YOUR TASK:
Identify the lines in the data below that contain "THREADING" and give only how many there are.

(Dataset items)
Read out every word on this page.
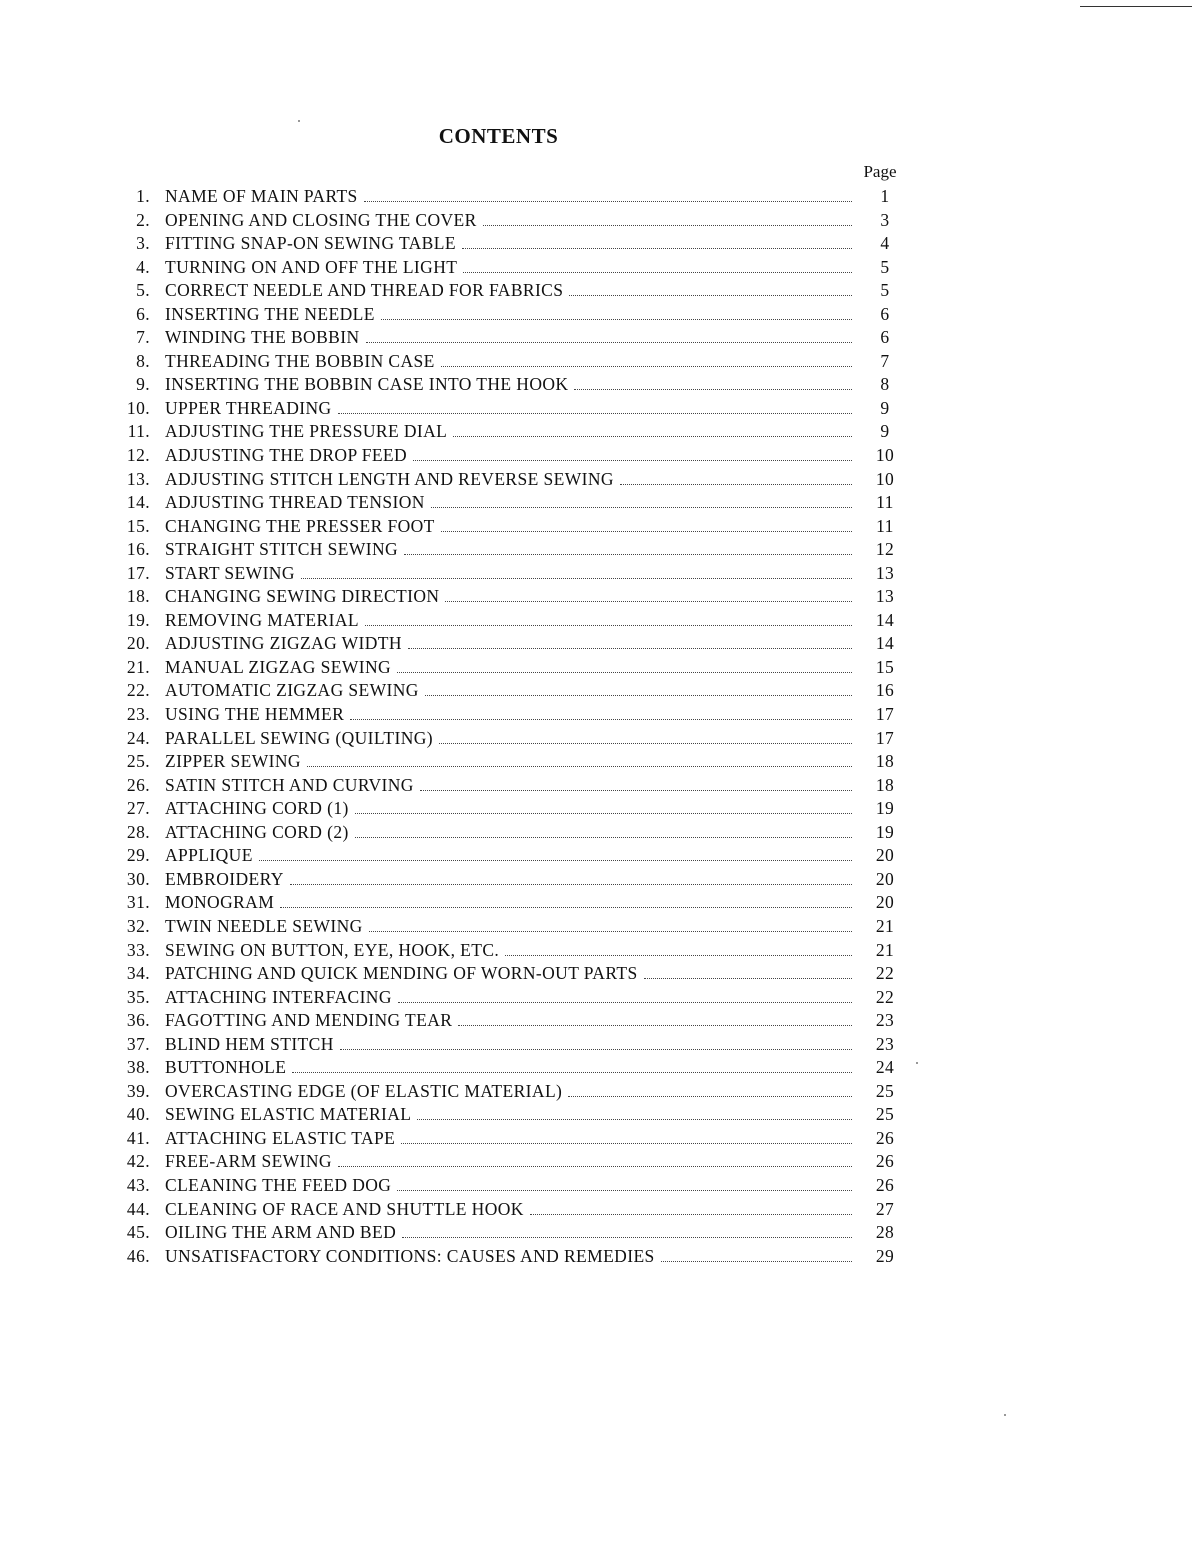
CONTENTS
Page
1. NAME OF MAIN PARTS	1
2. OPENING AND CLOSING THE COVER	3
3. FITTING SNAP-ON SEWING TABLE	4
4. TURNING ON AND OFF THE LIGHT	5
5. CORRECT NEEDLE AND THREAD FOR FABRICS	5
6. INSERTING THE NEEDLE	6
7. WINDING THE BOBBIN	6
8. THREADING THE BOBBIN CASE	7
9. INSERTING THE BOBBIN CASE INTO THE HOOK	8
10. UPPER THREADING	9
11. ADJUSTING THE PRESSURE DIAL	9
12. ADJUSTING THE DROP FEED	10
13. ADJUSTING STITCH LENGTH AND REVERSE SEWING	10
14. ADJUSTING THREAD TENSION	11
15. CHANGING THE PRESSER FOOT	11
16. STRAIGHT STITCH SEWING	12
17. START SEWING	13
18. CHANGING SEWING DIRECTION	13
19. REMOVING MATERIAL	14
20. ADJUSTING ZIGZAG WIDTH	14
21. MANUAL ZIGZAG SEWING	15
22. AUTOMATIC ZIGZAG SEWING	16
23. USING THE HEMMER	17
24. PARALLEL SEWING (QUILTING)	17
25. ZIPPER SEWING	18
26. SATIN STITCH AND CURVING	18
27. ATTACHING CORD (1)	19
28. ATTACHING CORD (2)	19
29. APPLIQUE	20
30. EMBROIDERY	20
31. MONOGRAM	20
32. TWIN NEEDLE SEWING	21
33. SEWING ON BUTTON, EYE, HOOK, ETC.	21
34. PATCHING AND QUICK MENDING OF WORN-OUT PARTS	22
35. ATTACHING INTERFACING	22
36. FAGOTTING AND MENDING TEAR	23
37. BLIND HEM STITCH	23
38. BUTTONHOLE	24
39. OVERCASTING EDGE (OF ELASTIC MATERIAL)	25
40. SEWING ELASTIC MATERIAL	25
41. ATTACHING ELASTIC TAPE	26
42. FREE-ARM SEWING	26
43. CLEANING THE FEED DOG	26
44. CLEANING OF RACE AND SHUTTLE HOOK	27
45. OILING THE ARM AND BED	28
46. UNSATISFACTORY CONDITIONS: CAUSES AND REMEDIES	29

ANSWER TO THE TASK:
2